Exercise objective =>
Report how many lines below contain the word "label". Give only the number.

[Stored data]
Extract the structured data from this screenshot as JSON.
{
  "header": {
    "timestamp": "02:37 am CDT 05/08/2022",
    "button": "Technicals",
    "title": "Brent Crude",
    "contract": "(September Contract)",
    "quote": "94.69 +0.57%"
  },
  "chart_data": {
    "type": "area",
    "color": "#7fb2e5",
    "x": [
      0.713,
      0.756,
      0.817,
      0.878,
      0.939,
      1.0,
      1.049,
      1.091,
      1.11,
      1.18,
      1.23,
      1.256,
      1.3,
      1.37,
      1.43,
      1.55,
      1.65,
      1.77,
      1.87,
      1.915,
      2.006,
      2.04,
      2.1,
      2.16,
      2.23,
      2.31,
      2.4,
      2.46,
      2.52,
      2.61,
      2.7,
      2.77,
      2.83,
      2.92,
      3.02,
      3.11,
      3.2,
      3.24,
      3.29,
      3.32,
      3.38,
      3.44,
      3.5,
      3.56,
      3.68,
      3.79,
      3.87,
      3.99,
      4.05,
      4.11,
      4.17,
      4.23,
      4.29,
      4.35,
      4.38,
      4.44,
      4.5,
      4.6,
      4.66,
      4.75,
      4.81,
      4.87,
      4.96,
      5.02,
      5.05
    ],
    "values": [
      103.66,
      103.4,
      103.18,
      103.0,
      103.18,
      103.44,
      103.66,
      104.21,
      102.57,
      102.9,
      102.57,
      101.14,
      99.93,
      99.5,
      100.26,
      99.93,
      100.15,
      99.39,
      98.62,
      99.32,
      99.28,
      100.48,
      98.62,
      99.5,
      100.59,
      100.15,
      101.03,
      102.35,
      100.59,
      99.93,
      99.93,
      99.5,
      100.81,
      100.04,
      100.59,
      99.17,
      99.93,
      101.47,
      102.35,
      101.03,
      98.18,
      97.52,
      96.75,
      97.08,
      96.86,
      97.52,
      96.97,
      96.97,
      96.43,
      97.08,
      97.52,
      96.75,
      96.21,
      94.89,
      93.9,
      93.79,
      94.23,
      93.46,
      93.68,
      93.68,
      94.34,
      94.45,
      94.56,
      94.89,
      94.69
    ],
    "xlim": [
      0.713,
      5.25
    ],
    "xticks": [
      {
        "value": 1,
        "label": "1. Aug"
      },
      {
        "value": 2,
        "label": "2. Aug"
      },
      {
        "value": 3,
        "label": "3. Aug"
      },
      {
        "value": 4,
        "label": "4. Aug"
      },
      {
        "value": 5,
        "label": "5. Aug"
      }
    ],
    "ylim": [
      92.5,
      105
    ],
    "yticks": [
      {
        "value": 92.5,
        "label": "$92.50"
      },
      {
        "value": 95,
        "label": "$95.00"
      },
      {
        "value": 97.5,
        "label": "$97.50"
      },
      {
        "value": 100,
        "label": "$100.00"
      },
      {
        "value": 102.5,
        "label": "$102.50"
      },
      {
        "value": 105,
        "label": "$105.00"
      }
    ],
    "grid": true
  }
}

Result of this task =>
11